Stored entries
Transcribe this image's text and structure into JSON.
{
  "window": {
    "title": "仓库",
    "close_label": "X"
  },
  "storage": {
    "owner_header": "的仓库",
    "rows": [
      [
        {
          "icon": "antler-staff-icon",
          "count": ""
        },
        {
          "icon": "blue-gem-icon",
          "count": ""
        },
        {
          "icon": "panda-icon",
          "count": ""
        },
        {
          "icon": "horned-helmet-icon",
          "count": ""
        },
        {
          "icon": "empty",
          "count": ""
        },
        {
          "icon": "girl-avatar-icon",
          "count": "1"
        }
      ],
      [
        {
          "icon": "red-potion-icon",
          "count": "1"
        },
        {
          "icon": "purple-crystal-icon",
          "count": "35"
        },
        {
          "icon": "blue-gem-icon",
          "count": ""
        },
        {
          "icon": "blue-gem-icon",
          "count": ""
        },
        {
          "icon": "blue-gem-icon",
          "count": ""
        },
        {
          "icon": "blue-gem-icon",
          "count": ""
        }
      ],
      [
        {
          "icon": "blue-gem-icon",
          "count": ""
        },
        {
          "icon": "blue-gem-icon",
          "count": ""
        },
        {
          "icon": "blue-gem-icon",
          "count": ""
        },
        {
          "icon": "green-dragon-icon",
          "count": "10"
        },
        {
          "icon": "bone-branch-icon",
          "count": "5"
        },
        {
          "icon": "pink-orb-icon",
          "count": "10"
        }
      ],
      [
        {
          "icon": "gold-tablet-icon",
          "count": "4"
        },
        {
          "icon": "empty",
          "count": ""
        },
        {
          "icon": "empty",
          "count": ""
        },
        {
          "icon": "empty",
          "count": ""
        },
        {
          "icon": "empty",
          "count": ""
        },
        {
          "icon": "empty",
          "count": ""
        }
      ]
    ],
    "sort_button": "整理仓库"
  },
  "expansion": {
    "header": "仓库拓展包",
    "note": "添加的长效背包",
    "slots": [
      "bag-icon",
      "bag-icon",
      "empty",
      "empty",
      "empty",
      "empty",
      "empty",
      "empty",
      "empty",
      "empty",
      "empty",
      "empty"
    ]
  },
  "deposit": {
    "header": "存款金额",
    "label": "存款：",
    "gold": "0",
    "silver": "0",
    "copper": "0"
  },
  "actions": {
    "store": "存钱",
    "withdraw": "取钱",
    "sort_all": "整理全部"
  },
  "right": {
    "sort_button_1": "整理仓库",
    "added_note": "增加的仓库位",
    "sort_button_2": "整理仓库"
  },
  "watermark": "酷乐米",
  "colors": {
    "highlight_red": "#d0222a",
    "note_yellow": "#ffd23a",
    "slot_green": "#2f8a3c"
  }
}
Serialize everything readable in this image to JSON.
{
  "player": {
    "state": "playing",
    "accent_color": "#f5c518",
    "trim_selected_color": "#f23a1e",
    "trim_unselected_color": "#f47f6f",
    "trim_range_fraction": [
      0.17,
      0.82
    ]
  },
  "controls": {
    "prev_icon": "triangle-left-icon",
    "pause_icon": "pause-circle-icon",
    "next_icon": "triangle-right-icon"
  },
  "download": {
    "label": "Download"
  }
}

* [Exercise directions] Reply with one number only: how many lines of the listing hold "JSON"?

* [Final answer] 2